(Data to use):
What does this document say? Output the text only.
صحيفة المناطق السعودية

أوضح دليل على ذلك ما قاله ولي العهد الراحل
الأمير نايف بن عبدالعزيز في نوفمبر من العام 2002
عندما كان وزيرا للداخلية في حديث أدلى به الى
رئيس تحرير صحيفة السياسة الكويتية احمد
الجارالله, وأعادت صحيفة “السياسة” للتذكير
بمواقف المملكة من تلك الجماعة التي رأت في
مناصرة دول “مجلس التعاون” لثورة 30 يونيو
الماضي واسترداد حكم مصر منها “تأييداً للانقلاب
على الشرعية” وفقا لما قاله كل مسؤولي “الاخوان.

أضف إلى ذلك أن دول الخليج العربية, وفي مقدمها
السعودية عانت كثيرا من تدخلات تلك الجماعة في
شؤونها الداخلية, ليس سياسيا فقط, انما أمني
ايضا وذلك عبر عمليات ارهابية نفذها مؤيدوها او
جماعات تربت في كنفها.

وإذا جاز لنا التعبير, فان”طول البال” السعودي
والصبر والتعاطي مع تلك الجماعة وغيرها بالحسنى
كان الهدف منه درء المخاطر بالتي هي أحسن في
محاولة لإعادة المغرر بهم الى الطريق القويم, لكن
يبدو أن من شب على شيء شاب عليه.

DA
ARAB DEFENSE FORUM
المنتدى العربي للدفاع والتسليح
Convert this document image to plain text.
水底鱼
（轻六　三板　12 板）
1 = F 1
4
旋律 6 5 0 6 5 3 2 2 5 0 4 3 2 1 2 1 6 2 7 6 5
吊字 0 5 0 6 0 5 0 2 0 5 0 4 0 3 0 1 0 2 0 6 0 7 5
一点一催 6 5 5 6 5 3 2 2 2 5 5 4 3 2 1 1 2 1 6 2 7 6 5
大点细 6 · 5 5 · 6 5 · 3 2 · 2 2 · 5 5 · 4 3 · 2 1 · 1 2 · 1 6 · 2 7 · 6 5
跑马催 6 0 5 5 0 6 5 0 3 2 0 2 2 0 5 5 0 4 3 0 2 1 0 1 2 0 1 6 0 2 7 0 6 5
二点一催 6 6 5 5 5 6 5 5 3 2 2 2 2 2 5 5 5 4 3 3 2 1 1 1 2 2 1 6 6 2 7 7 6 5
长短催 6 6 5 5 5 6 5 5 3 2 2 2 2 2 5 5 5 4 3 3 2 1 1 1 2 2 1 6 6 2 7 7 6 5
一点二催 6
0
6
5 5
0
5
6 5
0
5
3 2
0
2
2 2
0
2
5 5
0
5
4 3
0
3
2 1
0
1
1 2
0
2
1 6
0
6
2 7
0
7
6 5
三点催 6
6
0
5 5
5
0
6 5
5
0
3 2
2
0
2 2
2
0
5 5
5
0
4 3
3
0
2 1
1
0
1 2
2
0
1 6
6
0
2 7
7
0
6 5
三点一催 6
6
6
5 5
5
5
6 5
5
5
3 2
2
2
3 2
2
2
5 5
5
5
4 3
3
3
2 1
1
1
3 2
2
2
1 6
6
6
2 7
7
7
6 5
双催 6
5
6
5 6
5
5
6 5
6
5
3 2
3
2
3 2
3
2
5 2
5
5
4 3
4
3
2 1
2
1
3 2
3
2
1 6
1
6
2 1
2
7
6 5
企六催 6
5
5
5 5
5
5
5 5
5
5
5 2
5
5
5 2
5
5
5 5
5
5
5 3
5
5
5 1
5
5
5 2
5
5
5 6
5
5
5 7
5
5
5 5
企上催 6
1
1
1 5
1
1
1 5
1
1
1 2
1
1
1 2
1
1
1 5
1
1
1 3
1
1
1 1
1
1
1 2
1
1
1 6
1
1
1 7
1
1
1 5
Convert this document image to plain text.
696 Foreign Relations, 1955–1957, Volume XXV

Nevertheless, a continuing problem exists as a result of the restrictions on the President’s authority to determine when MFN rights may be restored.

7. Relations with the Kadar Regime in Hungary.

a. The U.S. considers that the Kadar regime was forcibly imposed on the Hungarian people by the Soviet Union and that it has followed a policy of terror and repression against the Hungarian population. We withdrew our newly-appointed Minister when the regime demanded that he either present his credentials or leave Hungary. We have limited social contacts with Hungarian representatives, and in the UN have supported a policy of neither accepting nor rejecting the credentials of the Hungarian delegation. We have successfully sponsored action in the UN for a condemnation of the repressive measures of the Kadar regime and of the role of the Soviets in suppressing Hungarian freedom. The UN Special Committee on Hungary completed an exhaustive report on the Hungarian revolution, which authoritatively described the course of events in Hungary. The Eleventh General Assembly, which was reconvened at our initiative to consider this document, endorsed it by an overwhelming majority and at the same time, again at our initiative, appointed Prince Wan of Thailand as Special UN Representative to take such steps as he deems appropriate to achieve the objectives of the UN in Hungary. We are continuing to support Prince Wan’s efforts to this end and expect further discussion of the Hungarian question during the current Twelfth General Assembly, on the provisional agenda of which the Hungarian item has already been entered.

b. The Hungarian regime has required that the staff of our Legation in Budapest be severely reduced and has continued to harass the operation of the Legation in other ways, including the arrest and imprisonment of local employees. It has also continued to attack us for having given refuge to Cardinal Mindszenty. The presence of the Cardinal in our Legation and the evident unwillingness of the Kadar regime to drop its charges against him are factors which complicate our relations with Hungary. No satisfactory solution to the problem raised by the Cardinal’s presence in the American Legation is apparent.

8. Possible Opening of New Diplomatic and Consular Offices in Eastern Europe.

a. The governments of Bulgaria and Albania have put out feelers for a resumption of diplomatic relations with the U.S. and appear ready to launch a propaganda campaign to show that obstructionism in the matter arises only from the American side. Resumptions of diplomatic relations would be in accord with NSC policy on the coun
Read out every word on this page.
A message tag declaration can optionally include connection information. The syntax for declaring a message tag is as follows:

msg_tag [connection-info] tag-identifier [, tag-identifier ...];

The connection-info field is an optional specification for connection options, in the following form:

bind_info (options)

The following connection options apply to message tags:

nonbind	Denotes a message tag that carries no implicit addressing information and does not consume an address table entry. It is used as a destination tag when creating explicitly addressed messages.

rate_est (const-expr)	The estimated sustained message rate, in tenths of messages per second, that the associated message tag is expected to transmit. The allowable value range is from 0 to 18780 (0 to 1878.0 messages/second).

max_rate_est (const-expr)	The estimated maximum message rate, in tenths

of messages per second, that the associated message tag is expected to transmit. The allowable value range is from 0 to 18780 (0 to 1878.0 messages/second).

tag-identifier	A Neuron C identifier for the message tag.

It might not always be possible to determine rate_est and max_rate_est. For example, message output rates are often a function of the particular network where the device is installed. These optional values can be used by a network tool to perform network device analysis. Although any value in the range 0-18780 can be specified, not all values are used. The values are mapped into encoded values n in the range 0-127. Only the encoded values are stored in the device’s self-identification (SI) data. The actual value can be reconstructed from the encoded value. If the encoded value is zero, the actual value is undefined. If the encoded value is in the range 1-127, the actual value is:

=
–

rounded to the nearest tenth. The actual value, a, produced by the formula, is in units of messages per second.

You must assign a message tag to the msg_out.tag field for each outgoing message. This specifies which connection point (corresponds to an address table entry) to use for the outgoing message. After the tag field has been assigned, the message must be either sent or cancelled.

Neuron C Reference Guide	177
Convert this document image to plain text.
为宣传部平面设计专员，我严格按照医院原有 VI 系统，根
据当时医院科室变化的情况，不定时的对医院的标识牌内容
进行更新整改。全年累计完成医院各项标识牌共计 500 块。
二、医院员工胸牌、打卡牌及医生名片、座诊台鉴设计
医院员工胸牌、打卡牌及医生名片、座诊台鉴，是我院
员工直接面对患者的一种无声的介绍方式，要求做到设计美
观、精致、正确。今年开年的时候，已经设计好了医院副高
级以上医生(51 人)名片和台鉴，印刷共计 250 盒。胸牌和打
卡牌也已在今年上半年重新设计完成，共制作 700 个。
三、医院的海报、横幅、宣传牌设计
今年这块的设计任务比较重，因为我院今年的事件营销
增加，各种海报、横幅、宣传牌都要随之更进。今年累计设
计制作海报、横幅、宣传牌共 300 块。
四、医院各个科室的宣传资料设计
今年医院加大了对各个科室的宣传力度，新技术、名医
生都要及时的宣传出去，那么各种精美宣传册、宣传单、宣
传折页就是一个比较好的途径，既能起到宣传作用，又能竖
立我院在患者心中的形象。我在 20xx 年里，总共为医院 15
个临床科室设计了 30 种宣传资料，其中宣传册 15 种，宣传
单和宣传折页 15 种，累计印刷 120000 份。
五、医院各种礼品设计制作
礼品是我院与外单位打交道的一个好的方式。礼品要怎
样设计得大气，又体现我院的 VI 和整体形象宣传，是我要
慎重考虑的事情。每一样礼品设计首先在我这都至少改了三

(Exercise brief):
Wherever the string "expr" appears in the entries above, list that line.

(Finished exercise):
rate_est (const-expr)	The estimated sustained message rate, in tenths of messages per second, that the associated message tag is expected to transmit. The allowable value range is from 0 to 18780 (0 to 1878.0 messages/second).
max_rate_est (const-expr)	The estimated maximum message rate, in tenths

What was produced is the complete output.